WHAT TO PRODUCE — Could you print all the entries exactly?

________________

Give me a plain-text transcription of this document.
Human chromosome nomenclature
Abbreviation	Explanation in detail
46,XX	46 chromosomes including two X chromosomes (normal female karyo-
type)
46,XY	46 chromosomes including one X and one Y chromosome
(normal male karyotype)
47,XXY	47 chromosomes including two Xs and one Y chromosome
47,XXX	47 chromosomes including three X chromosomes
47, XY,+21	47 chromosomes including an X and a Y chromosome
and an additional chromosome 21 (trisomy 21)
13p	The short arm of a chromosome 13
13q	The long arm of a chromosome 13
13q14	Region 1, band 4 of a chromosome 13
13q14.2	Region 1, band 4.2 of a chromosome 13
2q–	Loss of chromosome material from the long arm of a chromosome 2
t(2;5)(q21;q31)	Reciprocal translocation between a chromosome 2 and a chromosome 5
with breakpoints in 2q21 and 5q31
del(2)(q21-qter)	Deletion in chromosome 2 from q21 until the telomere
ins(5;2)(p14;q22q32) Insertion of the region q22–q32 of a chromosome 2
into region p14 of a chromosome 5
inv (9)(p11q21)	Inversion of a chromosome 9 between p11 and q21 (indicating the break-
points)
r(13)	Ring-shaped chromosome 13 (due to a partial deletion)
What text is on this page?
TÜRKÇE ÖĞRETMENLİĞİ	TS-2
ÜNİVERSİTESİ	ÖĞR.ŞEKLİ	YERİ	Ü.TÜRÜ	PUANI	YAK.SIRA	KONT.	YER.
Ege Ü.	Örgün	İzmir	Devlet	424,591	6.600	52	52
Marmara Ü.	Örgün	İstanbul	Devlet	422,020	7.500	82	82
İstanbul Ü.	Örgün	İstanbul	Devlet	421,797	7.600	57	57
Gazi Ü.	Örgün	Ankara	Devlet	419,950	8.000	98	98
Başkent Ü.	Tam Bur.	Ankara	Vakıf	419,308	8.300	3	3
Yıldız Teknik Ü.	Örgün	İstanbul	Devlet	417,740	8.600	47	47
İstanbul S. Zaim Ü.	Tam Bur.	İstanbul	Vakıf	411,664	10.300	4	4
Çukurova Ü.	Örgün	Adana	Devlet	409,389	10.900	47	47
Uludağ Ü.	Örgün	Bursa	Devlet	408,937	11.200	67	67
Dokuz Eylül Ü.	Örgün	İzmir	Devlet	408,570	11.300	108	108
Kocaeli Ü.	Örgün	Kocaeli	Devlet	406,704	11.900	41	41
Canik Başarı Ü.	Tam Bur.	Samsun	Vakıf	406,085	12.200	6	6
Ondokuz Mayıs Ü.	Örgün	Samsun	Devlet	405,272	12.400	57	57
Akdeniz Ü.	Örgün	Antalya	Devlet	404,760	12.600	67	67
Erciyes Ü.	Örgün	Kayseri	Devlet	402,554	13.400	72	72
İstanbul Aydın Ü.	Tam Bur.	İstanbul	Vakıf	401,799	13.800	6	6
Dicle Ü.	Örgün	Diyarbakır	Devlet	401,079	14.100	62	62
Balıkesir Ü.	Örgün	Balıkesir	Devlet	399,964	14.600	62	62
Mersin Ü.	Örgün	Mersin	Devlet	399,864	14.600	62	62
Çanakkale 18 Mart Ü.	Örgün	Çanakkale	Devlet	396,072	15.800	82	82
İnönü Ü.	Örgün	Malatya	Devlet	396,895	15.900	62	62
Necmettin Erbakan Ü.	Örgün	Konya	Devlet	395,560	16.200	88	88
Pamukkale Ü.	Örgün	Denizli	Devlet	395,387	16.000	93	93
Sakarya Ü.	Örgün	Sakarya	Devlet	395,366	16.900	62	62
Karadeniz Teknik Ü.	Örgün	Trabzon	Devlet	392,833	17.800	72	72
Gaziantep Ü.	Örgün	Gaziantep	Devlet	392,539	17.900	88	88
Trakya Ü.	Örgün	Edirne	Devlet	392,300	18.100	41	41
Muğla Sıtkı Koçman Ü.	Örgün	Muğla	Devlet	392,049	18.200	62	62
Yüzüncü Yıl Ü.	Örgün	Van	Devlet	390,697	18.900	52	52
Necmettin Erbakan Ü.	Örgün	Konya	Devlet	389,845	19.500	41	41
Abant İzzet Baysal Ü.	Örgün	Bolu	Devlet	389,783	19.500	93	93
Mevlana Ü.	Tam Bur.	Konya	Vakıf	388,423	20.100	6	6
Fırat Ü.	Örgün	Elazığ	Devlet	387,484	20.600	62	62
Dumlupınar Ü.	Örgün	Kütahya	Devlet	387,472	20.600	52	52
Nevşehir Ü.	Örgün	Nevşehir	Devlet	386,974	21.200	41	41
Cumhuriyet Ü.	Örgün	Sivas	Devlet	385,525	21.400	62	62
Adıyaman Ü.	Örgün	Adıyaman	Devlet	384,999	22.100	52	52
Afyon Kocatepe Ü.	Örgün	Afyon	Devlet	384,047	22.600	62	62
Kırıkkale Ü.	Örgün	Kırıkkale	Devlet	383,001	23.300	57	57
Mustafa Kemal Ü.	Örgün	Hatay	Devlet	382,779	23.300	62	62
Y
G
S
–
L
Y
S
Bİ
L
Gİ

________________

EXERCISE RESULT —
Give me a plain-text transcription of this document.
Human chromosome nomenclature
Abbreviation	Explanation in detail
46,XX	46 chromosomes including two X chromosomes (normal female karyo-
type)
46,XY	46 chromosomes including one X and one Y chromosome
(normal male karyotype)
47,XXY	47 chromosomes including two Xs and one Y chromosome
47,XXX	47 chromosomes including three X chromosomes
47, XY,+21	47 chromosomes including an X and a Y chromosome
and an additional chromosome 21 (trisomy 21)
13p	The short arm of a chromosome 13
13q	The long arm of a chromosome 13
13q14	Region 1, band 4 of a chromosome 13
13q14.2	Region 1, band 4.2 of a chromosome 13
2q–	Loss of chromosome material from the long arm of a chromosome 2
t(2;5)(q21;q31)	Reciprocal translocation between a chromosome 2 and a chromosome 5
with breakpoints in 2q21 and 5q31
del(2)(q21-qter)	Deletion in chromosome 2 from q21 until the telomere
ins(5;2)(p14;q22q32) Insertion of the region q22–q32 of a chromosome 2
into region p14 of a chromosome 5
inv (9)(p11q21)	Inversion of a chromosome 9 between p11 and q21 (indicating the break-
points)
r(13)	Ring-shaped chromosome 13 (due to a partial deletion)
What text is on this page?
TÜRKÇE ÖĞRETMENLİĞİ	TS-2
ÜNİVERSİTESİ	ÖĞR.ŞEKLİ	YERİ	Ü.TÜRÜ	PUANI	YAK.SIRA	KONT.	YER.
Ege Ü.	Örgün	İzmir	Devlet	424,591	6.600	52	52
Marmara Ü.	Örgün	İstanbul	Devlet	422,020	7.500	82	82
İstanbul Ü.	Örgün	İstanbul	Devlet	421,797	7.600	57	57
Gazi Ü.	Örgün	Ankara	Devlet	419,950	8.000	98	98
Başkent Ü.	Tam Bur.	Ankara	Vakıf	419,308	8.300	3	3
Yıldız Teknik Ü.	Örgün	İstanbul	Devlet	417,740	8.600	47	47
İstanbul S. Zaim Ü.	Tam Bur.	İstanbul	Vakıf	411,664	10.300	4	4
Çukurova Ü.	Örgün	Adana	Devlet	409,389	10.900	47	47
Uludağ Ü.	Örgün	Bursa	Devlet	408,937	11.200	67	67
Dokuz Eylül Ü.	Örgün	İzmir	Devlet	408,570	11.300	108	108
Kocaeli Ü.	Örgün	Kocaeli	Devlet	406,704	11.900	41	41
Canik Başarı Ü.	Tam Bur.	Samsun	Vakıf	406,085	12.200	6	6
Ondokuz Mayıs Ü.	Örgün	Samsun	Devlet	405,272	12.400	57	57
Akdeniz Ü.	Örgün	Antalya	Devlet	404,760	12.600	67	67
Erciyes Ü.	Örgün	Kayseri	Devlet	402,554	13.400	72	72
İstanbul Aydın Ü.	Tam Bur.	İstanbul	Vakıf	401,799	13.800	6	6
Dicle Ü.	Örgün	Diyarbakır	Devlet	401,079	14.100	62	62
Balıkesir Ü.	Örgün	Balıkesir	Devlet	399,964	14.600	62	62
Mersin Ü.	Örgün	Mersin	Devlet	399,864	14.600	62	62
Çanakkale 18 Mart Ü.	Örgün	Çanakkale	Devlet	396,072	15.800	82	82
İnönü Ü.	Örgün	Malatya	Devlet	396,895	15.900	62	62
Necmettin Erbakan Ü.	Örgün	Konya	Devlet	395,560	16.200	88	88
Pamukkale Ü.	Örgün	Denizli	Devlet	395,387	16.000	93	93
Sakarya Ü.	Örgün	Sakarya	Devlet	395,366	16.900	62	62
Karadeniz Teknik Ü.	Örgün	Trabzon	Devlet	392,833	17.800	72	72
Gaziantep Ü.	Örgün	Gaziantep	Devlet	392,539	17.900	88	88
Trakya Ü.	Örgün	Edirne	Devlet	392,300	18.100	41	41
Muğla Sıtkı Koçman Ü.	Örgün	Muğla	Devlet	392,049	18.200	62	62
Yüzüncü Yıl Ü.	Örgün	Van	Devlet	390,697	18.900	52	52
Necmettin Erbakan Ü.	Örgün	Konya	Devlet	389,845	19.500	41	41
Abant İzzet Baysal Ü.	Örgün	Bolu	Devlet	389,783	19.500	93	93
Mevlana Ü.	Tam Bur.	Konya	Vakıf	388,423	20.100	6	6
Fırat Ü.	Örgün	Elazığ	Devlet	387,484	20.600	62	62
Dumlupınar Ü.	Örgün	Kütahya	Devlet	387,472	20.600	52	52
Nevşehir Ü.	Örgün	Nevşehir	Devlet	386,974	21.200	41	41
Cumhuriyet Ü.	Örgün	Sivas	Devlet	385,525	21.400	62	62
Adıyaman Ü.	Örgün	Adıyaman	Devlet	384,999	22.100	52	52
Afyon Kocatepe Ü.	Örgün	Afyon	Devlet	384,047	22.600	62	62
Kırıkkale Ü.	Örgün	Kırıkkale	Devlet	383,001	23.300	57	57
Mustafa Kemal Ü.	Örgün	Hatay	Devlet	382,779	23.300	62	62
Y
G
S
–
L
Y
S
Bİ
L
Gİ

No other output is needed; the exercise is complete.